Collected data entries
• • • •
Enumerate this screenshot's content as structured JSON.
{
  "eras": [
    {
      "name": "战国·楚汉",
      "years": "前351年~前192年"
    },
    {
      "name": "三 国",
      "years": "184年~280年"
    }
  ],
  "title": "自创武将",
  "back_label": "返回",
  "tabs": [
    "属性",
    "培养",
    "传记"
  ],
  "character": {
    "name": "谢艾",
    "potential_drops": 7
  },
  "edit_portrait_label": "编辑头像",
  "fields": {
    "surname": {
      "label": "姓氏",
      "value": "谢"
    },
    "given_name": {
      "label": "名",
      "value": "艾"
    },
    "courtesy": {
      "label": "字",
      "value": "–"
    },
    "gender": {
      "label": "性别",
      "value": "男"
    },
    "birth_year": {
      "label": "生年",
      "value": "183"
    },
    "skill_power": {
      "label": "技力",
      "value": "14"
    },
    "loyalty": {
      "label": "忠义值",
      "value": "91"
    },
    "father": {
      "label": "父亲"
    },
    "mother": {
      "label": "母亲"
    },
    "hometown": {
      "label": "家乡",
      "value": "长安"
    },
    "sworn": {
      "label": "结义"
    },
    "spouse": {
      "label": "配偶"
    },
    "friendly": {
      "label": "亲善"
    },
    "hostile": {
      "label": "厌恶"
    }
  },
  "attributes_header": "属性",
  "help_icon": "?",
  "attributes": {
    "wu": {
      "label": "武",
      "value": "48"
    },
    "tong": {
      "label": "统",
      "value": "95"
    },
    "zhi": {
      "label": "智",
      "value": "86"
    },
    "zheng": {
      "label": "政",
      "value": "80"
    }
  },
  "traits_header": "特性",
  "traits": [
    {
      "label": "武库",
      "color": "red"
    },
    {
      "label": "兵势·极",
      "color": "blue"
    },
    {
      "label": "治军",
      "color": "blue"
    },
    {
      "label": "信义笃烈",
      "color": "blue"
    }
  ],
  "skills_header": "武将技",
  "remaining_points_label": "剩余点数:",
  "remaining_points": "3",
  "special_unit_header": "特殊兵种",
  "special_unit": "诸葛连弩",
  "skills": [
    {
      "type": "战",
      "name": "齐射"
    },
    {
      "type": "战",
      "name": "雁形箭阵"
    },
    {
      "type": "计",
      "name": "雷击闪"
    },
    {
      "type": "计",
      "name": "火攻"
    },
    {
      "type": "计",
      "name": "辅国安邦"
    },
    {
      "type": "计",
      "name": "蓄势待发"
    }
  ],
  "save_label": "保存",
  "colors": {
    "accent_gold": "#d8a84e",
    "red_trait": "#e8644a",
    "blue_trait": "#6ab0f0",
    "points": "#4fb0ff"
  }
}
• • • •
_Goal of the exercise_: Each entry above is to be printed again exactly.

_Response_:
Enumerate this screenshot's content as structured JSON.
{
  "eras": [
    {
      "name": "战国·楚汉",
      "years": "前351年~前192年"
    },
    {
      "name": "三 国",
      "years": "184年~280年"
    }
  ],
  "title": "自创武将",
  "back_label": "返回",
  "tabs": [
    "属性",
    "培养",
    "传记"
  ],
  "character": {
    "name": "谢艾",
    "potential_drops": 7
  },
  "edit_portrait_label": "编辑头像",
  "fields": {
    "surname": {
      "label": "姓氏",
      "value": "谢"
    },
    "given_name": {
      "label": "名",
      "value": "艾"
    },
    "courtesy": {
      "label": "字",
      "value": "–"
    },
    "gender": {
      "label": "性别",
      "value": "男"
    },
    "birth_year": {
      "label": "生年",
      "value": "183"
    },
    "skill_power": {
      "label": "技力",
      "value": "14"
    },
    "loyalty": {
      "label": "忠义值",
      "value": "91"
    },
    "father": {
      "label": "父亲"
    },
    "mother": {
      "label": "母亲"
    },
    "hometown": {
      "label": "家乡",
      "value": "长安"
    },
    "sworn": {
      "label": "结义"
    },
    "spouse": {
      "label": "配偶"
    },
    "friendly": {
      "label": "亲善"
    },
    "hostile": {
      "label": "厌恶"
    }
  },
  "attributes_header": "属性",
  "help_icon": "?",
  "attributes": {
    "wu": {
      "label": "武",
      "value": "48"
    },
    "tong": {
      "label": "统",
      "value": "95"
    },
    "zhi": {
      "label": "智",
      "value": "86"
    },
    "zheng": {
      "label": "政",
      "value": "80"
    }
  },
  "traits_header": "特性",
  "traits": [
    {
      "label": "武库",
      "color": "red"
    },
    {
      "label": "兵势·极",
      "color": "blue"
    },
    {
      "label": "治军",
      "color": "blue"
    },
    {
      "label": "信义笃烈",
      "color": "blue"
    }
  ],
  "skills_header": "武将技",
  "remaining_points_label": "剩余点数:",
  "remaining_points": "3",
  "special_unit_header": "特殊兵种",
  "special_unit": "诸葛连弩",
  "skills": [
    {
      "type": "战",
      "name": "齐射"
    },
    {
      "type": "战",
      "name": "雁形箭阵"
    },
    {
      "type": "计",
      "name": "雷击闪"
    },
    {
      "type": "计",
      "name": "火攻"
    },
    {
      "type": "计",
      "name": "辅国安邦"
    },
    {
      "type": "计",
      "name": "蓄势待发"
    }
  ],
  "save_label": "保存",
  "colors": {
    "accent_gold": "#d8a84e",
    "red_trait": "#e8644a",
    "blue_trait": "#6ab0f0",
    "points": "#4fb0ff"
  }
}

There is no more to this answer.